RECORD SET:

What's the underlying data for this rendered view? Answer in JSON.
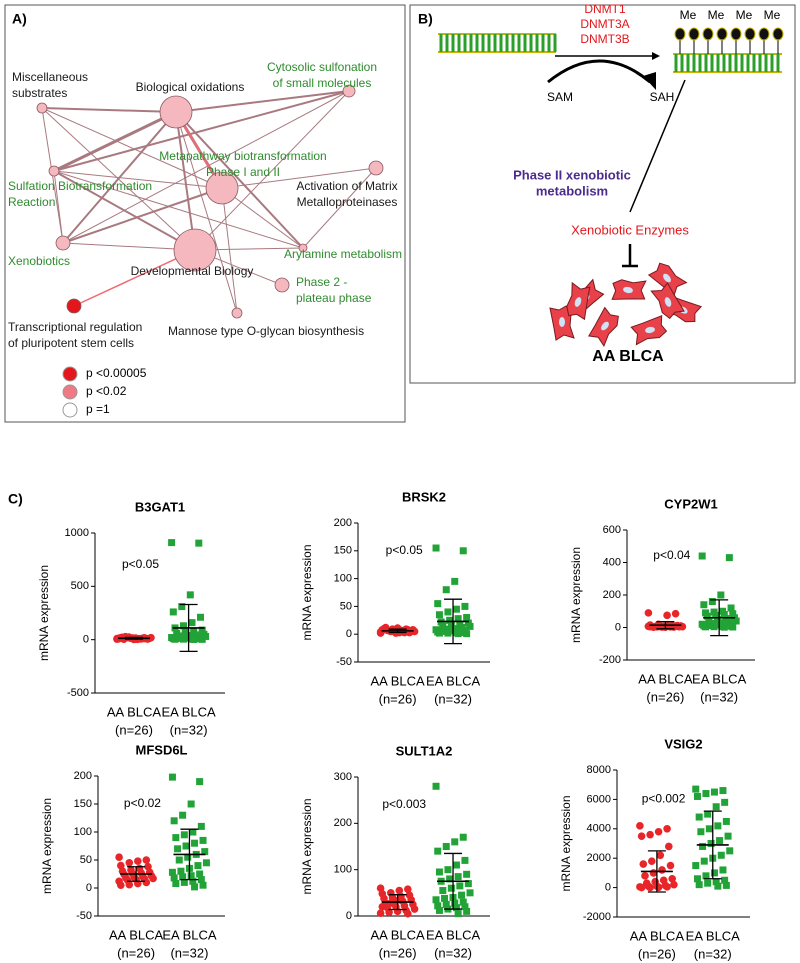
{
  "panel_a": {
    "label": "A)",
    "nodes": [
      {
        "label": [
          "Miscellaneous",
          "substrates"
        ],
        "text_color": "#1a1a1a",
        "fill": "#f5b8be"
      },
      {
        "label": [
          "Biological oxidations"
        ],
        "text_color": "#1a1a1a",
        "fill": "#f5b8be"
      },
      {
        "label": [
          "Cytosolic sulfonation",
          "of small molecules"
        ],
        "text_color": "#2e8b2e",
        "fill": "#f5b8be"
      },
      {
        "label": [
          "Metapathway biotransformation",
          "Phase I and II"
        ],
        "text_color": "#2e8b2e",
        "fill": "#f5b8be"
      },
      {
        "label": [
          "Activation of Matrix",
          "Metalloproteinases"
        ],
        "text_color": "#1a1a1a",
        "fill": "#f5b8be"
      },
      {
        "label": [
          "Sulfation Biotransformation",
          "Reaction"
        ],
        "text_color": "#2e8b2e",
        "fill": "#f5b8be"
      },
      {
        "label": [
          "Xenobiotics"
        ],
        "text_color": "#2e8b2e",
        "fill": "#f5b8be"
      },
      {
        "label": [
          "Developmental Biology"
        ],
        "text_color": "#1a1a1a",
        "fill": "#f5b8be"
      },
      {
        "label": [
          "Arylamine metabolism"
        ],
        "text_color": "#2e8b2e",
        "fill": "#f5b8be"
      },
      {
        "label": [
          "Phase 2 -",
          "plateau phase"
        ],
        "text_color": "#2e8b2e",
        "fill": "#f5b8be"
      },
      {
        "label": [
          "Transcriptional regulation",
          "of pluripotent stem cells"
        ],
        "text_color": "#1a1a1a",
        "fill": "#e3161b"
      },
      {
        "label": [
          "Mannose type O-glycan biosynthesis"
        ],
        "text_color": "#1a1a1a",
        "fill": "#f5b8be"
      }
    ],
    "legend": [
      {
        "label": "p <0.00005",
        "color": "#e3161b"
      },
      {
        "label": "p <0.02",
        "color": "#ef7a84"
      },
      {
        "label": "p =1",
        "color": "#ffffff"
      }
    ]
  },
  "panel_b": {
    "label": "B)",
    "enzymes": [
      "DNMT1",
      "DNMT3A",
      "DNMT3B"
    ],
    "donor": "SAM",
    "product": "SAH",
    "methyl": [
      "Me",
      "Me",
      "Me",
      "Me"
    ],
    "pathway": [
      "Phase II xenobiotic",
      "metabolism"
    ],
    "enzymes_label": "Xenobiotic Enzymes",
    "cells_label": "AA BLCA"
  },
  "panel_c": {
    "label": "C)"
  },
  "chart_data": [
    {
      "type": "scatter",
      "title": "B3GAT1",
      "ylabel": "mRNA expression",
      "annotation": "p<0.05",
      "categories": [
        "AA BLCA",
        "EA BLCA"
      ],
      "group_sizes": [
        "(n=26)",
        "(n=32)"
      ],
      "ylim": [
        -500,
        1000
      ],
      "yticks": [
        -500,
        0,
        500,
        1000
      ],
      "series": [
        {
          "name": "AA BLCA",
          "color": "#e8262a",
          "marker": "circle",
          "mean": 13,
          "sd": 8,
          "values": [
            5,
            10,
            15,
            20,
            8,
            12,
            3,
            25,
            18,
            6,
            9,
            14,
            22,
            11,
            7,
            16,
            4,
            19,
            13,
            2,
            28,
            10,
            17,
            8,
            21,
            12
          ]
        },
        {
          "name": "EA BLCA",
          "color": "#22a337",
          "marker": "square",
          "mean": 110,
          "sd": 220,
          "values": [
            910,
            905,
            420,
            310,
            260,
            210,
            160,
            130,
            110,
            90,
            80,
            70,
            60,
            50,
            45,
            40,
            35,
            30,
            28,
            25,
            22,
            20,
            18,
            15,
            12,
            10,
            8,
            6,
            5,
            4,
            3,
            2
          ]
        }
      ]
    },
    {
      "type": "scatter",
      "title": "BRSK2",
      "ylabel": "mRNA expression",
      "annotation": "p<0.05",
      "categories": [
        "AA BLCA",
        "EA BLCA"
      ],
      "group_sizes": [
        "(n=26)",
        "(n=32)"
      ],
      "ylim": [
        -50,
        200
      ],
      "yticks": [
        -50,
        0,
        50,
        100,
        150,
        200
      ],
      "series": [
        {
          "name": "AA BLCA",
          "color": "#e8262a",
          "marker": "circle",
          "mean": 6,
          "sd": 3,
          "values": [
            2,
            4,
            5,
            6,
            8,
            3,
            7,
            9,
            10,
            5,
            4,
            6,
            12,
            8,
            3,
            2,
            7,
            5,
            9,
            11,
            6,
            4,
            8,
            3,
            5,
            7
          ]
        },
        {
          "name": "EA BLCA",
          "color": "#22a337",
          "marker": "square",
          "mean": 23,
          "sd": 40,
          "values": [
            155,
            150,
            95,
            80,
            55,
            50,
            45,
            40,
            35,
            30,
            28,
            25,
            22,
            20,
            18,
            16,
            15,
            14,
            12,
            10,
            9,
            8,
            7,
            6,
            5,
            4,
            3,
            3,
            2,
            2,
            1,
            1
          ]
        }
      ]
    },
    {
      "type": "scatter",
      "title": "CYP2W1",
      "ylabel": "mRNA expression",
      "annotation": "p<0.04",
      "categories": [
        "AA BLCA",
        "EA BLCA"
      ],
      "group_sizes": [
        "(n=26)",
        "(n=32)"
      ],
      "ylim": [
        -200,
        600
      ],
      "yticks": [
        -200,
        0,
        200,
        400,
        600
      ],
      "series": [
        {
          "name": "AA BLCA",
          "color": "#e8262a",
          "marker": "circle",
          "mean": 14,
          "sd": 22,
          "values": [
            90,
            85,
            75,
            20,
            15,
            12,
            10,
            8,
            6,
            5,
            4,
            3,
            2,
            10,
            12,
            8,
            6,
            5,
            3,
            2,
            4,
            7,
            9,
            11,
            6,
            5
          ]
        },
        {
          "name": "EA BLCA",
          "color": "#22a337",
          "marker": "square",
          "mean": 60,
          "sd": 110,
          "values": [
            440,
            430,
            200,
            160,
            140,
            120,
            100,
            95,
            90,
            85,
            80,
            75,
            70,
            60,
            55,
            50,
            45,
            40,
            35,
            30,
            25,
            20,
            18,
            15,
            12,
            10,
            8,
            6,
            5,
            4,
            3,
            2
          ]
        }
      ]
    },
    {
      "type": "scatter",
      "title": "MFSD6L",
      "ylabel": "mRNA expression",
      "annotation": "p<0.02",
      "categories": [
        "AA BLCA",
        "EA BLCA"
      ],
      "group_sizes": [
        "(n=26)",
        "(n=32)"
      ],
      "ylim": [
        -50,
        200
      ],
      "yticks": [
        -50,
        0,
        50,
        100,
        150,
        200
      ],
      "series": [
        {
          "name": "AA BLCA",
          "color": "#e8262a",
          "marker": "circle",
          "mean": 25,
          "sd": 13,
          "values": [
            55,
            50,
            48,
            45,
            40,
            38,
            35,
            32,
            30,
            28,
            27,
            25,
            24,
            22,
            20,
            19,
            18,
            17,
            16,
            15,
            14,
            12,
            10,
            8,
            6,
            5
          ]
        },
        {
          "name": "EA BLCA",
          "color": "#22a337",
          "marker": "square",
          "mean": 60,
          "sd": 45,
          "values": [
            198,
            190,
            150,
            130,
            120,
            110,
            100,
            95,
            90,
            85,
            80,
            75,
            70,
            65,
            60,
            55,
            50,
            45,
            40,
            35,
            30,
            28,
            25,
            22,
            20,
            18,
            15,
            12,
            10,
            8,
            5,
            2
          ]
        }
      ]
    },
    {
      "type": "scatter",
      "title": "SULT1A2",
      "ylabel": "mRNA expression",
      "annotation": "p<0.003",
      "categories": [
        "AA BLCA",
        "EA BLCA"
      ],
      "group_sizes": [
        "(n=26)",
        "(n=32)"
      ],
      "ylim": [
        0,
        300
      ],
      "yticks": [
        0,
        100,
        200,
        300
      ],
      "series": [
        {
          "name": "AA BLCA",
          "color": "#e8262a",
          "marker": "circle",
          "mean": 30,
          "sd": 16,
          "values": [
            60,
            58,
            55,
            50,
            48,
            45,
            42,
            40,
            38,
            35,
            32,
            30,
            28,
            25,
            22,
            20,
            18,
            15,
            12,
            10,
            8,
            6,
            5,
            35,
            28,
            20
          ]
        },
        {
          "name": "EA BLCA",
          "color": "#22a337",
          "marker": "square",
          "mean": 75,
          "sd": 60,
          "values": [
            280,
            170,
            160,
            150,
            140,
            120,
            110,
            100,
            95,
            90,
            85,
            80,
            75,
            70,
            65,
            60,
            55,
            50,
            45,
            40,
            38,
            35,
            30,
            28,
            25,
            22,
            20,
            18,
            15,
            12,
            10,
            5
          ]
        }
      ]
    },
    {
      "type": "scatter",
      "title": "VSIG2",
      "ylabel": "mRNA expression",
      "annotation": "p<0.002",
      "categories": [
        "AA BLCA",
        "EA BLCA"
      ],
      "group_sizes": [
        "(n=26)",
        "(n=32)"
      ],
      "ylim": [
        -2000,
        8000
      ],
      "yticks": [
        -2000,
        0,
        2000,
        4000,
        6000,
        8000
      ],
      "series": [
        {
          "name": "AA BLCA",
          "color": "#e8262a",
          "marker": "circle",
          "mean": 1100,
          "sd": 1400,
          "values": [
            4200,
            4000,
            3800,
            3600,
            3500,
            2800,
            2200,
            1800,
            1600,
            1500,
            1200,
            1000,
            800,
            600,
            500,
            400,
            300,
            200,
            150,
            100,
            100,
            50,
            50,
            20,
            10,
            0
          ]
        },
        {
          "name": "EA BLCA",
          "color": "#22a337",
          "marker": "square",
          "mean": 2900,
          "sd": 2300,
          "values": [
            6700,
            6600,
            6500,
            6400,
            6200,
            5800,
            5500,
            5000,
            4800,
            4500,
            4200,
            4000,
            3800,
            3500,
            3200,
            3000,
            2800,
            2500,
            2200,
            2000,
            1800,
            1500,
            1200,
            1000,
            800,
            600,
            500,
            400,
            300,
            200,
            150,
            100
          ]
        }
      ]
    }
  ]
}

WHAT TO PRODUCE: In the records above, how many lines contain the word "title"? Say only the number.

REPLY: 6